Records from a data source
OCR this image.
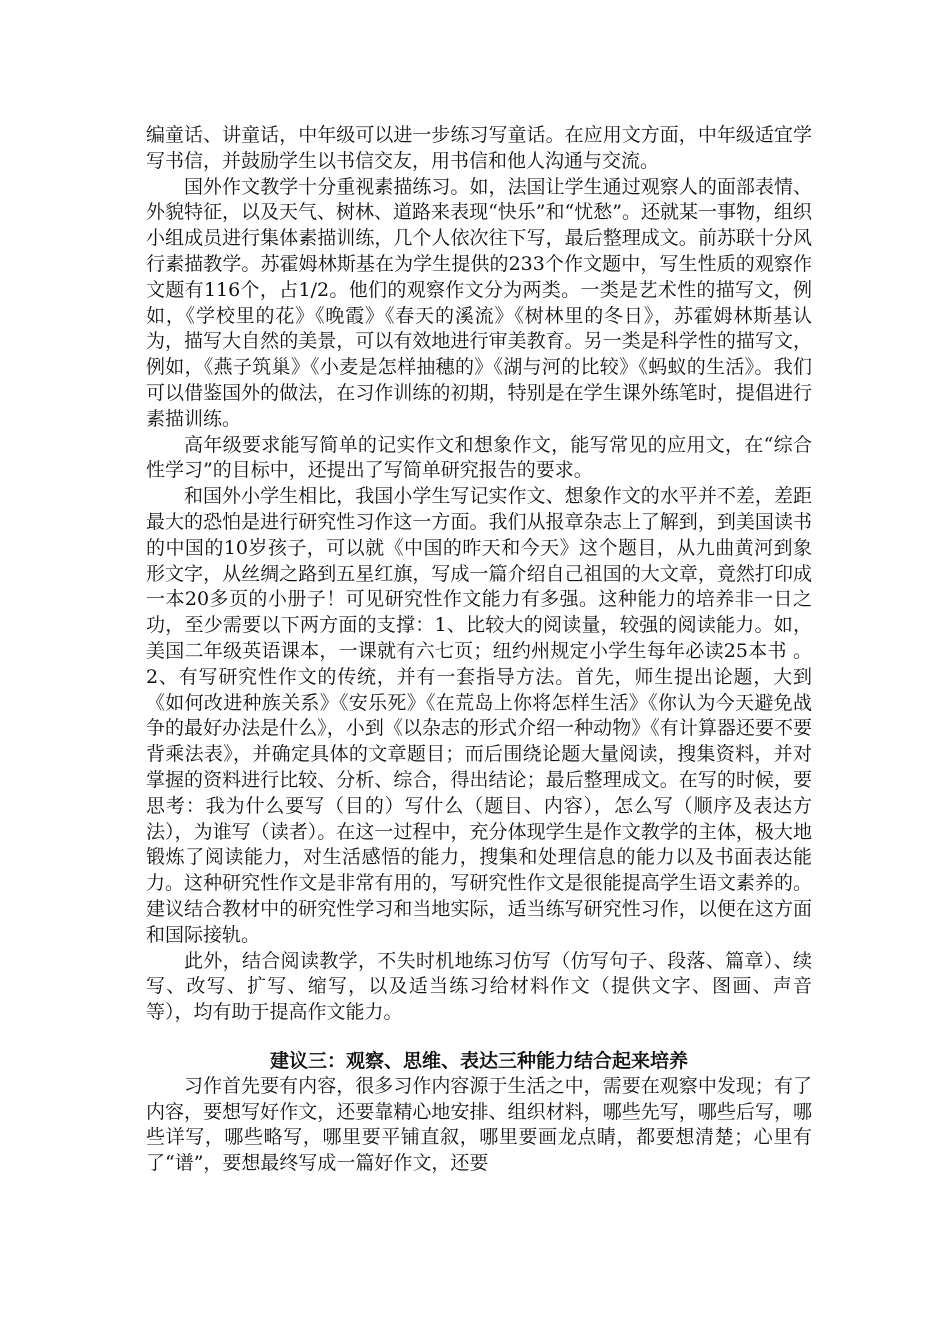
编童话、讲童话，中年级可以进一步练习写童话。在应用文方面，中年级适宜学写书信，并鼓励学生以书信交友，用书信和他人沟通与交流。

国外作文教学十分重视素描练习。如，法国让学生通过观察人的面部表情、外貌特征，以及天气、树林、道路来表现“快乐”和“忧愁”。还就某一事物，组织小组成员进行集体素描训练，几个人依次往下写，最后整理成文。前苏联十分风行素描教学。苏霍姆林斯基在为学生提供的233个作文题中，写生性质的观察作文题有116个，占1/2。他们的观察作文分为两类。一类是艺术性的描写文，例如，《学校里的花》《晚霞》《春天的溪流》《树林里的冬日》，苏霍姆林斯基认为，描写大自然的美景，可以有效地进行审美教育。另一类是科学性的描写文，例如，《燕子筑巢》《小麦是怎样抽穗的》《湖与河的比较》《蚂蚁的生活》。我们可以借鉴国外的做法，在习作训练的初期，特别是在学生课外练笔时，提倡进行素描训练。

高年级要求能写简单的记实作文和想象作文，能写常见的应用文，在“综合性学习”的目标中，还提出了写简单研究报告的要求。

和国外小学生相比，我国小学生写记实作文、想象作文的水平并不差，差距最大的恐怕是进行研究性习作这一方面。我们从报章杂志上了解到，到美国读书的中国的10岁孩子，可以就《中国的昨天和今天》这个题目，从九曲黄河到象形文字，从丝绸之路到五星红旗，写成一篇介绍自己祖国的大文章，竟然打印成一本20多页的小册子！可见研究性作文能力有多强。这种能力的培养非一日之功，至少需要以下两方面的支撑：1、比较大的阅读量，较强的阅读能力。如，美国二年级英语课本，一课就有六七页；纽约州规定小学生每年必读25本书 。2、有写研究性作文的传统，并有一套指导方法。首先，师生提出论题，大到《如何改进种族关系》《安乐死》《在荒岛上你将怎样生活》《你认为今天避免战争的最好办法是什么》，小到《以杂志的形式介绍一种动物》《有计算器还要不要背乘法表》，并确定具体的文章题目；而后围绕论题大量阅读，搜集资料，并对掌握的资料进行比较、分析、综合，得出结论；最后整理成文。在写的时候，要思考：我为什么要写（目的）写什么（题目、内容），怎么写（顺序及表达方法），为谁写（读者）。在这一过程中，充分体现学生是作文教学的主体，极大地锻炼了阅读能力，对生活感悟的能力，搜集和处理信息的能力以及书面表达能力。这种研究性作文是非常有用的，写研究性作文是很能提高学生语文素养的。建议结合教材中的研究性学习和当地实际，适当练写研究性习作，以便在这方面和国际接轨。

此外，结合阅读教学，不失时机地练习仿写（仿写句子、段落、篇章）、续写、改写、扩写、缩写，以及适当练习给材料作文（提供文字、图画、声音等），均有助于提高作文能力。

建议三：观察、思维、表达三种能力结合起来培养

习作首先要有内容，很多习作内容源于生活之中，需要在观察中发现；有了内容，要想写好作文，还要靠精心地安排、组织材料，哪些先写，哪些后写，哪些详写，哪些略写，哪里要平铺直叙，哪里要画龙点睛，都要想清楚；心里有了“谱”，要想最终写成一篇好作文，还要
--
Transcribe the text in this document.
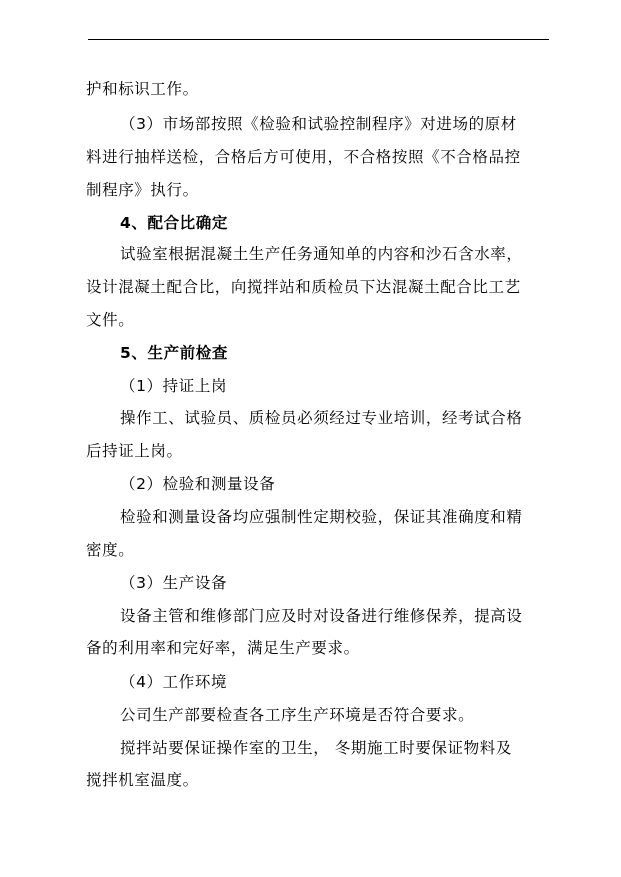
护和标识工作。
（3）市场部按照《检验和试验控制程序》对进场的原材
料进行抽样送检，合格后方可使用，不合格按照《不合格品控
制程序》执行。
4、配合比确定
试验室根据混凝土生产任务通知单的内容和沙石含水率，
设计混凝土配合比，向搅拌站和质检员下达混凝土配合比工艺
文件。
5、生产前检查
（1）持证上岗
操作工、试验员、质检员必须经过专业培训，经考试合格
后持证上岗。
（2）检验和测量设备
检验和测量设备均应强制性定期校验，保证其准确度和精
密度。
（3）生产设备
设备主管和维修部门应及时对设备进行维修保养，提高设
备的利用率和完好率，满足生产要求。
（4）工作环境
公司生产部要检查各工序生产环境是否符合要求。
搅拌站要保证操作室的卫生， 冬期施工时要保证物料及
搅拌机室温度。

* **CHALLENGE**
Copy out each line of the listing that holds "this".

* **EXPECTED ANSWER**
OCR this image.
Transcribe the text in this document.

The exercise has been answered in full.